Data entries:
══════════════════════════════

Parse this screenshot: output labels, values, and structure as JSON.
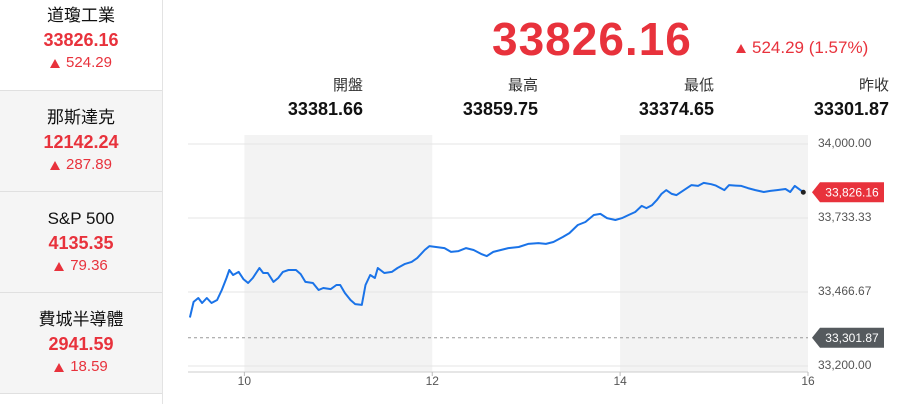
{
  "sidebar": [
    {
      "name": "道瓊工業",
      "price": "33826.16",
      "change": "524.29"
    },
    {
      "name": "那斯達克",
      "price": "12142.24",
      "change": "287.89"
    },
    {
      "name": "S&P 500",
      "price": "4135.35",
      "change": "79.36"
    },
    {
      "name": "費城半導體",
      "price": "2941.59",
      "change": "18.59"
    }
  ],
  "header": {
    "price": "33826.16",
    "change": "524.29 (1.57%)",
    "stats": [
      {
        "label": "開盤",
        "value": "33381.66"
      },
      {
        "label": "最高",
        "value": "33859.75"
      },
      {
        "label": "最低",
        "value": "33374.65"
      },
      {
        "label": "昨收",
        "value": "33301.87"
      }
    ]
  },
  "chart_data": {
    "type": "line",
    "color": "#1a73e8",
    "x": [
      9.42,
      9.46,
      9.51,
      9.55,
      9.6,
      9.65,
      9.71,
      9.76,
      9.81,
      9.84,
      9.88,
      9.94,
      9.99,
      10.04,
      10.09,
      10.16,
      10.2,
      10.25,
      10.31,
      10.36,
      10.41,
      10.47,
      10.55,
      10.6,
      10.65,
      10.73,
      10.79,
      10.84,
      10.92,
      10.98,
      11.02,
      11.07,
      11.13,
      11.18,
      11.25,
      11.29,
      11.34,
      11.39,
      11.42,
      11.49,
      11.57,
      11.63,
      11.71,
      11.78,
      11.84,
      11.92,
      11.97,
      12.04,
      12.13,
      12.2,
      12.28,
      12.36,
      12.44,
      12.52,
      12.58,
      12.65,
      12.73,
      12.81,
      12.92,
      13.02,
      13.13,
      13.21,
      13.29,
      13.39,
      13.46,
      13.55,
      13.63,
      13.72,
      13.79,
      13.86,
      13.95,
      14.02,
      14.09,
      14.16,
      14.23,
      14.28,
      14.34,
      14.39,
      14.44,
      14.49,
      14.55,
      14.6,
      14.68,
      14.76,
      14.83,
      14.89,
      14.97,
      15.02,
      15.11,
      15.16,
      15.23,
      15.29,
      15.36,
      15.44,
      15.53,
      15.6,
      15.67,
      15.76,
      15.81,
      15.86,
      15.95
    ],
    "values": [
      33374.65,
      33431,
      33445,
      33427,
      33445,
      33427,
      33438,
      33474,
      33517,
      33546,
      33528,
      33539,
      33513,
      33499,
      33517,
      33553,
      33535,
      33535,
      33503,
      33517,
      33539,
      33546,
      33546,
      33531,
      33503,
      33499,
      33474,
      33481,
      33477,
      33492,
      33492,
      33463,
      33438,
      33423,
      33420,
      33492,
      33528,
      33517,
      33553,
      33535,
      33539,
      33553,
      33568,
      33575,
      33589,
      33618,
      33632,
      33629,
      33625,
      33611,
      33614,
      33625,
      33618,
      33604,
      33596,
      33611,
      33618,
      33625,
      33629,
      33640,
      33643,
      33640,
      33647,
      33665,
      33679,
      33708,
      33719,
      33744,
      33748,
      33733,
      33726,
      33733,
      33744,
      33755,
      33777,
      33769,
      33780,
      33798,
      33820,
      33834,
      33820,
      33816,
      33834,
      33852,
      33849,
      33859.75,
      33855,
      33850,
      33834,
      33852,
      33850,
      33849,
      33841,
      33834,
      33827,
      33831,
      33834,
      33838,
      33827,
      33849,
      33826.16
    ],
    "xlim": [
      9.4,
      16
    ],
    "xticks": [
      10,
      12,
      14,
      16
    ],
    "ylim": [
      33200,
      34000
    ],
    "yticks": [
      {
        "value": 34000,
        "label": "34,000.00"
      },
      {
        "value": 33733.33,
        "label": "33,733.33"
      },
      {
        "value": 33466.67,
        "label": "33,466.67"
      },
      {
        "value": 33200,
        "label": "33,200.00"
      }
    ],
    "grid": true,
    "annotations": [
      {
        "value": 33826.16,
        "label": "33,826.16",
        "color": "#e8323c"
      },
      {
        "value": 33301.87,
        "label": "33,301.87",
        "color": "#555a5e"
      }
    ]
  }
}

══════════════════════════════

Repeat the material exactly as it reads, without any of its pictures.

Parse this screenshot: output labels, values, and structure as JSON.
{
  "sidebar": [
    {
      "name": "道瓊工業",
      "price": "33826.16",
      "change": "524.29"
    },
    {
      "name": "那斯達克",
      "price": "12142.24",
      "change": "287.89"
    },
    {
      "name": "S&P 500",
      "price": "4135.35",
      "change": "79.36"
    },
    {
      "name": "費城半導體",
      "price": "2941.59",
      "change": "18.59"
    }
  ],
  "header": {
    "price": "33826.16",
    "change": "524.29 (1.57%)",
    "stats": [
      {
        "label": "開盤",
        "value": "33381.66"
      },
      {
        "label": "最高",
        "value": "33859.75"
      },
      {
        "label": "最低",
        "value": "33374.65"
      },
      {
        "label": "昨收",
        "value": "33301.87"
      }
    ]
  },
  "chart_data": {
    "type": "line",
    "color": "#1a73e8",
    "x": [
      9.42,
      9.46,
      9.51,
      9.55,
      9.6,
      9.65,
      9.71,
      9.76,
      9.81,
      9.84,
      9.88,
      9.94,
      9.99,
      10.04,
      10.09,
      10.16,
      10.2,
      10.25,
      10.31,
      10.36,
      10.41,
      10.47,
      10.55,
      10.6,
      10.65,
      10.73,
      10.79,
      10.84,
      10.92,
      10.98,
      11.02,
      11.07,
      11.13,
      11.18,
      11.25,
      11.29,
      11.34,
      11.39,
      11.42,
      11.49,
      11.57,
      11.63,
      11.71,
      11.78,
      11.84,
      11.92,
      11.97,
      12.04,
      12.13,
      12.2,
      12.28,
      12.36,
      12.44,
      12.52,
      12.58,
      12.65,
      12.73,
      12.81,
      12.92,
      13.02,
      13.13,
      13.21,
      13.29,
      13.39,
      13.46,
      13.55,
      13.63,
      13.72,
      13.79,
      13.86,
      13.95,
      14.02,
      14.09,
      14.16,
      14.23,
      14.28,
      14.34,
      14.39,
      14.44,
      14.49,
      14.55,
      14.6,
      14.68,
      14.76,
      14.83,
      14.89,
      14.97,
      15.02,
      15.11,
      15.16,
      15.23,
      15.29,
      15.36,
      15.44,
      15.53,
      15.6,
      15.67,
      15.76,
      15.81,
      15.86,
      15.95
    ],
    "values": [
      33374.65,
      33431,
      33445,
      33427,
      33445,
      33427,
      33438,
      33474,
      33517,
      33546,
      33528,
      33539,
      33513,
      33499,
      33517,
      33553,
      33535,
      33535,
      33503,
      33517,
      33539,
      33546,
      33546,
      33531,
      33503,
      33499,
      33474,
      33481,
      33477,
      33492,
      33492,
      33463,
      33438,
      33423,
      33420,
      33492,
      33528,
      33517,
      33553,
      33535,
      33539,
      33553,
      33568,
      33575,
      33589,
      33618,
      33632,
      33629,
      33625,
      33611,
      33614,
      33625,
      33618,
      33604,
      33596,
      33611,
      33618,
      33625,
      33629,
      33640,
      33643,
      33640,
      33647,
      33665,
      33679,
      33708,
      33719,
      33744,
      33748,
      33733,
      33726,
      33733,
      33744,
      33755,
      33777,
      33769,
      33780,
      33798,
      33820,
      33834,
      33820,
      33816,
      33834,
      33852,
      33849,
      33859.75,
      33855,
      33850,
      33834,
      33852,
      33850,
      33849,
      33841,
      33834,
      33827,
      33831,
      33834,
      33838,
      33827,
      33849,
      33826.16
    ],
    "xlim": [
      9.4,
      16
    ],
    "xticks": [
      10,
      12,
      14,
      16
    ],
    "ylim": [
      33200,
      34000
    ],
    "yticks": [
      {
        "value": 34000,
        "label": "34,000.00"
      },
      {
        "value": 33733.33,
        "label": "33,733.33"
      },
      {
        "value": 33466.67,
        "label": "33,466.67"
      },
      {
        "value": 33200,
        "label": "33,200.00"
      }
    ],
    "grid": true,
    "annotations": [
      {
        "value": 33826.16,
        "label": "33,826.16",
        "color": "#e8323c"
      },
      {
        "value": 33301.87,
        "label": "33,301.87",
        "color": "#555a5e"
      }
    ]
  }
}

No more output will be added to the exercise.